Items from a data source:
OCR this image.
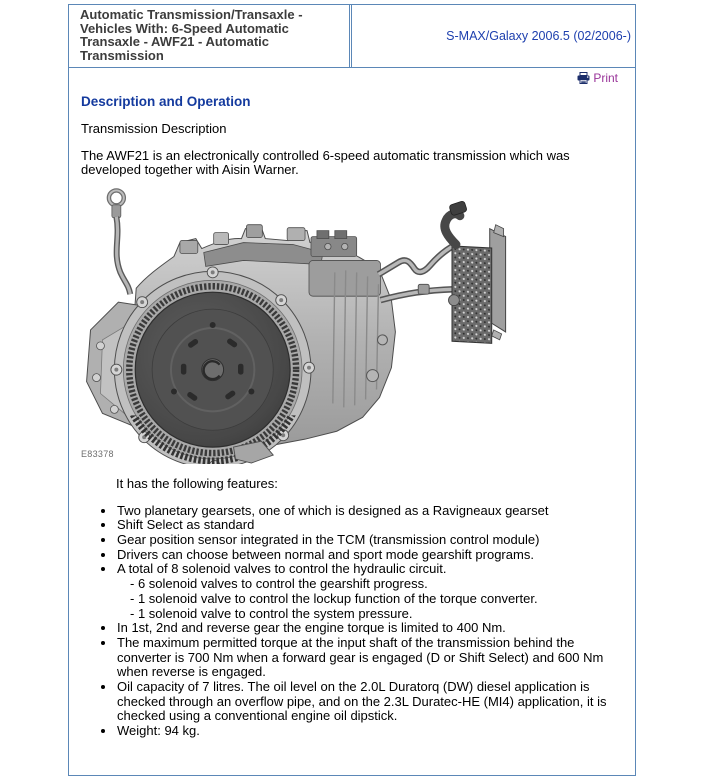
Automatic Transmission/Transaxle - Vehicles With: 6-Speed Automatic Transaxle - AWF21 - Automatic Transmission
S-MAX/Galaxy 2006.5 (02/2006-)
Print
Description and Operation
Transmission Description
The AWF21 is an electronically controlled 6-speed automatic transmission which was developed together with Aisin Warner.
E83378
It has the following features:
• Two planetary gearsets, one of which is designed as a Ravigneaux gearset
• Shift Select as standard
• Gear position sensor integrated in the TCM (transmission control module)
• Drivers can choose between normal and sport mode gearshift programs.
• A total of 8 solenoid valves to control the hydraulic circuit.
- 6 solenoid valves to control the gearshift progress.
- 1 solenoid valve to control the lockup function of the torque converter.
- 1 solenoid valve to control the system pressure.
• In 1st, 2nd and reverse gear the engine torque is limited to 400 Nm.
• The maximum permitted torque at the input shaft of the transmission behind the converter is 700 Nm when a forward gear is engaged (D or Shift Select) and 600 Nm when reverse is engaged.
• Oil capacity of 7 litres. The oil level on the 2.0L Duratorq (DW) diesel application is checked through an overflow pipe, and on the 2.3L Duratec-HE (MI4) application, it is checked using a conventional engine oil dipstick.
• Weight: 94 kg.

What is required:
Scan the listing above and copy all lines containing the word "gearshift".

Expected output:
• Drivers can choose between normal and sport mode gearshift programs.
- 6 solenoid valves to control the gearshift progress.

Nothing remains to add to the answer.